[Collection entries]
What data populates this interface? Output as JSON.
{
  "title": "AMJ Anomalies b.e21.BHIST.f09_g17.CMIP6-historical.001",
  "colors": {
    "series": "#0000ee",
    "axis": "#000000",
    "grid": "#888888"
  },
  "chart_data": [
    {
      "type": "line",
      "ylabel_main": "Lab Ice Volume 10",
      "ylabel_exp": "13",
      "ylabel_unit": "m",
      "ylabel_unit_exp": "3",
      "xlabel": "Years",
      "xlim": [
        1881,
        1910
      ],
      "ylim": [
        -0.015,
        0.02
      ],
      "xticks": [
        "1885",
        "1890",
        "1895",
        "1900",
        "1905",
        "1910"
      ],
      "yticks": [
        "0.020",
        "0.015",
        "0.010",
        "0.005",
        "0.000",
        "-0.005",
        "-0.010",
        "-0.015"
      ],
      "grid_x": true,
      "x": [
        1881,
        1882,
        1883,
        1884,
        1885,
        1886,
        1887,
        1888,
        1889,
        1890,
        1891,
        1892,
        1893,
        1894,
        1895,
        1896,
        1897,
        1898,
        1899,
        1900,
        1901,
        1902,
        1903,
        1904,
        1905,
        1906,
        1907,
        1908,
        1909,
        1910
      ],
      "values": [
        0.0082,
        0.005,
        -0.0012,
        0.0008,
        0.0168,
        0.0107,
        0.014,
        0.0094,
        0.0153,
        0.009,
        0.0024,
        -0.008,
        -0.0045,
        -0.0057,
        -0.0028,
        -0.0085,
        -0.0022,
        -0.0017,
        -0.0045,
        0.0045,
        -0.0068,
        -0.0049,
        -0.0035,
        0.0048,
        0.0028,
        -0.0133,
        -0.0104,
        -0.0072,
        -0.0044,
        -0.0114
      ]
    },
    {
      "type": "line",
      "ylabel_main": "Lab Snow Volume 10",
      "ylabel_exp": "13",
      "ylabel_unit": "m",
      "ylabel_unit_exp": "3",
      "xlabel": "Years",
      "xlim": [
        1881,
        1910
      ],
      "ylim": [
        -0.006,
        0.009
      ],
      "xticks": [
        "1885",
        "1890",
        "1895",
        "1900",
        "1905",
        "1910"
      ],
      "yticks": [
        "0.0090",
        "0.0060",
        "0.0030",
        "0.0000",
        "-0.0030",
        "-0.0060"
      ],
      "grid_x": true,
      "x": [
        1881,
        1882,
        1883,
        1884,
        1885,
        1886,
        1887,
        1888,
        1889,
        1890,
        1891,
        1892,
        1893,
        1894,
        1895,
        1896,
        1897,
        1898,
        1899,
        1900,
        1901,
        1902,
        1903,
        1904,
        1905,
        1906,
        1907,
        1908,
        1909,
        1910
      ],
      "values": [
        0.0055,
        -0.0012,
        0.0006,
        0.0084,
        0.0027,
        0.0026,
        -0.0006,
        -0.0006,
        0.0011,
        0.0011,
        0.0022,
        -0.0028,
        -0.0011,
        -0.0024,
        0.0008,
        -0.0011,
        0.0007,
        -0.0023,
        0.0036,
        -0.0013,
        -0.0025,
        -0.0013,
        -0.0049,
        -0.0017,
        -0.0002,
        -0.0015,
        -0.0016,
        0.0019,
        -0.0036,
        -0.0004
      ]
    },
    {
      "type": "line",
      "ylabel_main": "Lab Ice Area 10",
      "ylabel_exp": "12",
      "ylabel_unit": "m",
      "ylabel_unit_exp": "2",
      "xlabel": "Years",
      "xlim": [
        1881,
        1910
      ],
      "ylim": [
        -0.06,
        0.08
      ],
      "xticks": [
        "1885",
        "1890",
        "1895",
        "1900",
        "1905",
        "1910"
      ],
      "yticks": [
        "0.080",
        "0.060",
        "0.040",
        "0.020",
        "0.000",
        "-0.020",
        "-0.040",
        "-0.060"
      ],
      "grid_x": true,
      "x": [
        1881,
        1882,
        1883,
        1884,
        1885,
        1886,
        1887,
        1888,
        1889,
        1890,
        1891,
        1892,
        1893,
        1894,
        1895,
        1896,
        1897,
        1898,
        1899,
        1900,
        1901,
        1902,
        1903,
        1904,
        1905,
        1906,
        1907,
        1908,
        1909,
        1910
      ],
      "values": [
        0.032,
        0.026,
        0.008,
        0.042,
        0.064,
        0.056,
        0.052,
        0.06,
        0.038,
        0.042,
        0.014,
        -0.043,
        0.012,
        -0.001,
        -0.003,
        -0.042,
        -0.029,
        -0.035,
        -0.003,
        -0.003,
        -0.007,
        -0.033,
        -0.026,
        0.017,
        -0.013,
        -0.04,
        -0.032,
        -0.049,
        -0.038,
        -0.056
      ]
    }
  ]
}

## Exercise brief:
Go back to the listing above and please repeat it exactly.

## Answer to the exercise:
What data populates this interface? Output as JSON.
{
  "title": "AMJ Anomalies b.e21.BHIST.f09_g17.CMIP6-historical.001",
  "colors": {
    "series": "#0000ee",
    "axis": "#000000",
    "grid": "#888888"
  },
  "chart_data": [
    {
      "type": "line",
      "ylabel_main": "Lab Ice Volume 10",
      "ylabel_exp": "13",
      "ylabel_unit": "m",
      "ylabel_unit_exp": "3",
      "xlabel": "Years",
      "xlim": [
        1881,
        1910
      ],
      "ylim": [
        -0.015,
        0.02
      ],
      "xticks": [
        "1885",
        "1890",
        "1895",
        "1900",
        "1905",
        "1910"
      ],
      "yticks": [
        "0.020",
        "0.015",
        "0.010",
        "0.005",
        "0.000",
        "-0.005",
        "-0.010",
        "-0.015"
      ],
      "grid_x": true,
      "x": [
        1881,
        1882,
        1883,
        1884,
        1885,
        1886,
        1887,
        1888,
        1889,
        1890,
        1891,
        1892,
        1893,
        1894,
        1895,
        1896,
        1897,
        1898,
        1899,
        1900,
        1901,
        1902,
        1903,
        1904,
        1905,
        1906,
        1907,
        1908,
        1909,
        1910
      ],
      "values": [
        0.0082,
        0.005,
        -0.0012,
        0.0008,
        0.0168,
        0.0107,
        0.014,
        0.0094,
        0.0153,
        0.009,
        0.0024,
        -0.008,
        -0.0045,
        -0.0057,
        -0.0028,
        -0.0085,
        -0.0022,
        -0.0017,
        -0.0045,
        0.0045,
        -0.0068,
        -0.0049,
        -0.0035,
        0.0048,
        0.0028,
        -0.0133,
        -0.0104,
        -0.0072,
        -0.0044,
        -0.0114
      ]
    },
    {
      "type": "line",
      "ylabel_main": "Lab Snow Volume 10",
      "ylabel_exp": "13",
      "ylabel_unit": "m",
      "ylabel_unit_exp": "3",
      "xlabel": "Years",
      "xlim": [
        1881,
        1910
      ],
      "ylim": [
        -0.006,
        0.009
      ],
      "xticks": [
        "1885",
        "1890",
        "1895",
        "1900",
        "1905",
        "1910"
      ],
      "yticks": [
        "0.0090",
        "0.0060",
        "0.0030",
        "0.0000",
        "-0.0030",
        "-0.0060"
      ],
      "grid_x": true,
      "x": [
        1881,
        1882,
        1883,
        1884,
        1885,
        1886,
        1887,
        1888,
        1889,
        1890,
        1891,
        1892,
        1893,
        1894,
        1895,
        1896,
        1897,
        1898,
        1899,
        1900,
        1901,
        1902,
        1903,
        1904,
        1905,
        1906,
        1907,
        1908,
        1909,
        1910
      ],
      "values": [
        0.0055,
        -0.0012,
        0.0006,
        0.0084,
        0.0027,
        0.0026,
        -0.0006,
        -0.0006,
        0.0011,
        0.0011,
        0.0022,
        -0.0028,
        -0.0011,
        -0.0024,
        0.0008,
        -0.0011,
        0.0007,
        -0.0023,
        0.0036,
        -0.0013,
        -0.0025,
        -0.0013,
        -0.0049,
        -0.0017,
        -0.0002,
        -0.0015,
        -0.0016,
        0.0019,
        -0.0036,
        -0.0004
      ]
    },
    {
      "type": "line",
      "ylabel_main": "Lab Ice Area 10",
      "ylabel_exp": "12",
      "ylabel_unit": "m",
      "ylabel_unit_exp": "2",
      "xlabel": "Years",
      "xlim": [
        1881,
        1910
      ],
      "ylim": [
        -0.06,
        0.08
      ],
      "xticks": [
        "1885",
        "1890",
        "1895",
        "1900",
        "1905",
        "1910"
      ],
      "yticks": [
        "0.080",
        "0.060",
        "0.040",
        "0.020",
        "0.000",
        "-0.020",
        "-0.040",
        "-0.060"
      ],
      "grid_x": true,
      "x": [
        1881,
        1882,
        1883,
        1884,
        1885,
        1886,
        1887,
        1888,
        1889,
        1890,
        1891,
        1892,
        1893,
        1894,
        1895,
        1896,
        1897,
        1898,
        1899,
        1900,
        1901,
        1902,
        1903,
        1904,
        1905,
        1906,
        1907,
        1908,
        1909,
        1910
      ],
      "values": [
        0.032,
        0.026,
        0.008,
        0.042,
        0.064,
        0.056,
        0.052,
        0.06,
        0.038,
        0.042,
        0.014,
        -0.043,
        0.012,
        -0.001,
        -0.003,
        -0.042,
        -0.029,
        -0.035,
        -0.003,
        -0.003,
        -0.007,
        -0.033,
        -0.026,
        0.017,
        -0.013,
        -0.04,
        -0.032,
        -0.049,
        -0.038,
        -0.056
      ]
    }
  ]
}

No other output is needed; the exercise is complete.